Exactly repeat all the records below, omitting the images they hold.

# Input data
*****

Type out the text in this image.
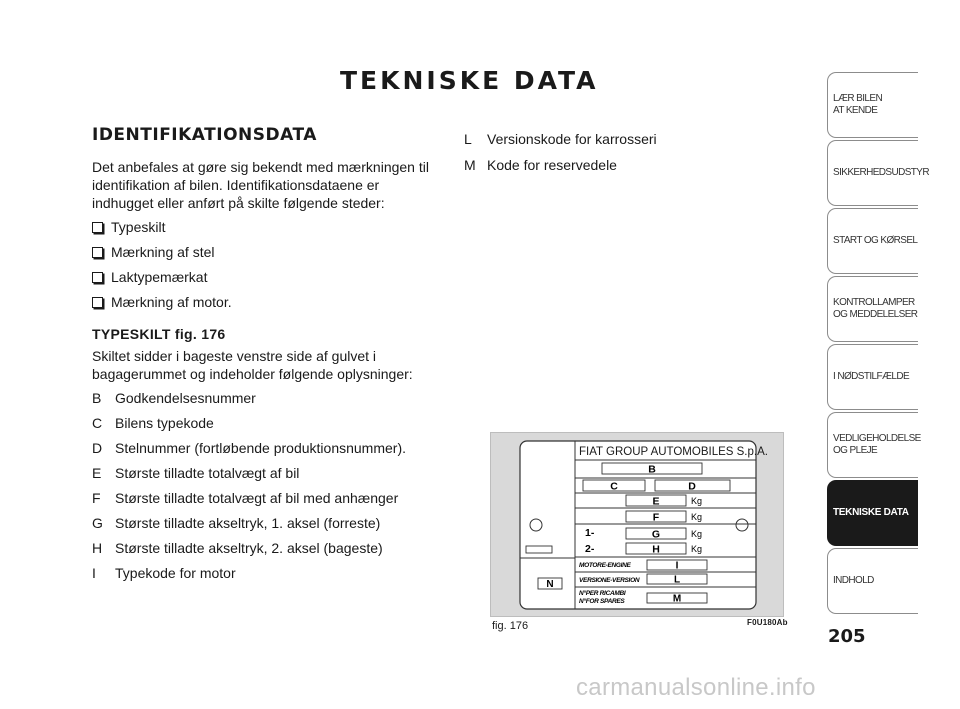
TEKNISKE DATA
IDENTIFIKATIONSDATA

Det anbefales at gøre sig bekendt med mærkningen til identifikation af bilen. Identifikationsdataene er indhugget eller anført på skilte følgende steder:

Typeskilt
Mærkning af stel
Laktypemærkat
Mærkning af motor.
TYPESKILT fig. 176

Skiltet sidder i bageste venstre side af gulvet i bagagerummet og indeholder følgende oplysninger:

B Godkendelsesnummer
C Bilens typekode
D Stelnummer (fortløbende produktionsnummer).
E Største tilladte totalvægt af bil
F	Største tilladte totalvægt af bil med anhænger
G Største tilladte akseltryk, 1. aksel (forreste)
H Største tilladte akseltryk, 2. aksel (bageste)
I	Typekode for motor
L	Versionskode for karrosseri
M Kode for reservedele
FIAT GROUP AUTOMOBILES S.p.A.
B
C	D
E	Kg
F	Kg
1-	G	Kg
2-	H	Kg
MOTORE-ENGINE	I
VERSIONE-VERSION	L
N°PER RICAMBI
N°FOR SPARES	M
N
fig. 176	F0U180Ab
LÆR BILEN
AT KENDE
SIKKERHEDSUDSTYR
START OG KØRSEL
KONTROLLAMPER
OG MEDDELELSER
I NØDSTILFÆLDE
VEDLIGEHOLDELSE
OG PLEJE
TEKNISKE DATA
INDHOLD
205
carmanualsonline.info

*****

# Response to the exercise
Type out the text in this image.
TEKNISKE DATA
IDENTIFIKATIONSDATA

Det anbefales at gøre sig bekendt med mærkningen til identifikation af bilen. Identifikationsdataene er indhugget eller anført på skilte følgende steder:

Typeskilt
Mærkning af stel
Laktypemærkat
Mærkning af motor.
TYPESKILT fig. 176

Skiltet sidder i bageste venstre side af gulvet i bagagerummet og indeholder følgende oplysninger:

B Godkendelsesnummer
C Bilens typekode
D Stelnummer (fortløbende produktionsnummer).
E Største tilladte totalvægt af bil
F	Største tilladte totalvægt af bil med anhænger
G Største tilladte akseltryk, 1. aksel (forreste)
H Største tilladte akseltryk, 2. aksel (bageste)
I	Typekode for motor
L	Versionskode for karrosseri
M Kode for reservedele
FIAT GROUP AUTOMOBILES S.p.A.
B
C	D
E	Kg
F	Kg
1-	G	Kg
2-	H	Kg
MOTORE-ENGINE	I
VERSIONE-VERSION	L
N°PER RICAMBI
N°FOR SPARES	M
N
fig. 176	F0U180Ab
LÆR BILEN
AT KENDE
SIKKERHEDSUDSTYR
START OG KØRSEL
KONTROLLAMPER
OG MEDDELELSER
I NØDSTILFÆLDE
VEDLIGEHOLDELSE
OG PLEJE
TEKNISKE DATA
INDHOLD
205
carmanualsonline.info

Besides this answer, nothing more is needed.